(Письменное задание A): Выведите без изменений строки данных, начиная с самой первой строки и заканчивая строкой, в которой есть «67, 516, 81]», включая обе границы.

(Предложенный отрывок):
--- --- ---

С. Воложин.
Бродский. Пилигримы.
Художественный смысл.
Ницшеанство. |
В бесконечности бредущий Бродский
Хорошо бы умереть вдруг и не терять ясности сознания до самой смерти. Я б тогда так бы и прожил до конца, делая то, что каждый день делаю: пишу статьи в защиту такого полезного теоретического допущения как подсознательный идеал автора произведения, “текстовые” следы которого указывают на содержание этого идеала той странностью, какую странность себя являет на время создания произведения.
Хорошо б после смерти увидеть маму и Наташу. Но это уже из запредельных желаний.
Мама – по инерции, а Наташа… Только адова жара, заставившая меня буквально никуда не отходить от струи воздуха в спину от напольного вентилятора, пущенного на полную мощность, оторвала меня от утренних прогулок, где две вещи напоминали мне о Наташе: одна – огромная фотография с видом города, где сидит в примечательном месте женщина, ну копия Наташа, другая – надпись масляной краской на тротуаре: NATASH и сердечко вместо последней буквы. На фотографию я поворачивал голову, а надпись аккуратно переступал. – Теперь не хожу.
Зато я вот наткнулся на такое название статьи: “Феномен формирования “литературных репутаций” или немного о восприятии поэзии Бродского в России в 1960-ые годы”.
Наташа, знавшая, любившая и певшая тысячи песен, пела и “Пилигримов”, но раз сказала, что не любит слова: слишком шикарные. А она до замужества была активным членом всесоюзного движения КСП (Клубы самодеятельной песни). Певали там и “Пилигримов”. Так на фоне ТЕХ песен Бродский выглядел-таки чужаком. Хоть общий тон ТЕХ песен тоже, как у “Пилигримов”, был минорный (движение было оппозиционно бравурности и натянутому оптимизму официально разрешённой эстрады).

--- --- ---

(Исходные данные):

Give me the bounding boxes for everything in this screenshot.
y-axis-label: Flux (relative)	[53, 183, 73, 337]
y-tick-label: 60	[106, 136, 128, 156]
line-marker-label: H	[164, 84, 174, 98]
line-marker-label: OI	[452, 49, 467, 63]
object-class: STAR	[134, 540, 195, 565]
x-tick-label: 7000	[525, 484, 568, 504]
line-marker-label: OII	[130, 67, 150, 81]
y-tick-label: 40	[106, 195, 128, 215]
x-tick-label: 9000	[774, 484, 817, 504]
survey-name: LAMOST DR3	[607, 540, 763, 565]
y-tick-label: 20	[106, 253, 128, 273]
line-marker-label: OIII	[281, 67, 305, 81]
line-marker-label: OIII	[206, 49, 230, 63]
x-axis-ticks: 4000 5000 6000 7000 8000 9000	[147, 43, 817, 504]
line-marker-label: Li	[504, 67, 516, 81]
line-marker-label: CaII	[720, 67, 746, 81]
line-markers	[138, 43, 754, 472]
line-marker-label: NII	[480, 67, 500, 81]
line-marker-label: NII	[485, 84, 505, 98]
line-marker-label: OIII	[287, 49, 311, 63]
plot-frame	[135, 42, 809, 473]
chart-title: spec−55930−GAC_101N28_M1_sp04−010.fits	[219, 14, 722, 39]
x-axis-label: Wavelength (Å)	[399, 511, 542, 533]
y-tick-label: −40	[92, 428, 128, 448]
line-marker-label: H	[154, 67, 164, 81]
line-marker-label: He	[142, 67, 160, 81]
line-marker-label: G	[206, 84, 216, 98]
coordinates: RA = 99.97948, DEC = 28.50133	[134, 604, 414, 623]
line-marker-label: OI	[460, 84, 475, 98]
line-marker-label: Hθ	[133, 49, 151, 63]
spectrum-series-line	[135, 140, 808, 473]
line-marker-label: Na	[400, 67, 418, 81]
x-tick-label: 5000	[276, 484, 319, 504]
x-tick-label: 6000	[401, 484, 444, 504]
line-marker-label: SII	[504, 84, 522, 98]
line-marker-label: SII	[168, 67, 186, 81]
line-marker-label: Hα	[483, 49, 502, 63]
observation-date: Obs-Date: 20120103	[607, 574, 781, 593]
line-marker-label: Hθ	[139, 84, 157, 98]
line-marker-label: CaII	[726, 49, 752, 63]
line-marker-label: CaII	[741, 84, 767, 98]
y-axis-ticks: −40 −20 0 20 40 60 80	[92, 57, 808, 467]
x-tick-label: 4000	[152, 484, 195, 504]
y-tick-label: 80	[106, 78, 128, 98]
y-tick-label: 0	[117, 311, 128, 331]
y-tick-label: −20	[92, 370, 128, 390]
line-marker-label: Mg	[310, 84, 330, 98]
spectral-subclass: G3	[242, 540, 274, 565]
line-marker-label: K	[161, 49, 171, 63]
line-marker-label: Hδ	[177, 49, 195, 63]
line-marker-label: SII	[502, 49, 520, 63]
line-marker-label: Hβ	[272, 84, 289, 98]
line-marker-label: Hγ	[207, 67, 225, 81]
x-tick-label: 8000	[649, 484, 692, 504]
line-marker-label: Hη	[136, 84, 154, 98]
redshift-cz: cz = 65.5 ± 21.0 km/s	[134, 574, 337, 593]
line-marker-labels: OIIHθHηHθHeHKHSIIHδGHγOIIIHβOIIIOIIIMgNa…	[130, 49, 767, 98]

--- --- ---

(Письменное задание B): Подставьте «трезвости ума» вместо «ясности сознания» и приведите часть отрывка о Бродском, начиная со слов «С. Воложин.» и до слов «из запредельных желаний.» включительно.

(Результат упражнения A):
Give me the bounding boxes for everything in this screenshot.
y-axis-label: Flux (relative)	[53, 183, 73, 337]
y-tick-label: 60	[106, 136, 128, 156]
line-marker-label: H	[164, 84, 174, 98]
line-marker-label: OI	[452, 49, 467, 63]
object-class: STAR	[134, 540, 195, 565]
x-tick-label: 7000	[525, 484, 568, 504]
line-marker-label: OII	[130, 67, 150, 81]
y-tick-label: 40	[106, 195, 128, 215]
x-tick-label: 9000	[774, 484, 817, 504]
survey-name: LAMOST DR3	[607, 540, 763, 565]
y-tick-label: 20	[106, 253, 128, 273]
line-marker-label: OIII	[281, 67, 305, 81]
line-marker-label: OIII	[206, 49, 230, 63]
x-axis-ticks: 4000 5000 6000 7000 8000 9000	[147, 43, 817, 504]
line-marker-label: Li	[504, 67, 516, 81]

(Результат упражнения B):
С. Воложин.
Бродский. Пилигримы.
Художественный смысл.
Ницшеанство. |
В бесконечности бредущий Бродский
Хорошо бы умереть вдруг и не терять трезвости ума до самой смерти. Я б тогда так бы и прожил до конца, делая то, что каждый день делаю: пишу статьи в защиту такого полезного теоретического допущения как подсознательный идеал автора произведения, “текстовые” следы которого указывают на содержание этого идеала той странностью, какую странность себя являет на время создания произведения.
Хорошо б после смерти увидеть маму и Наташу. Но это уже из запредельных желаний.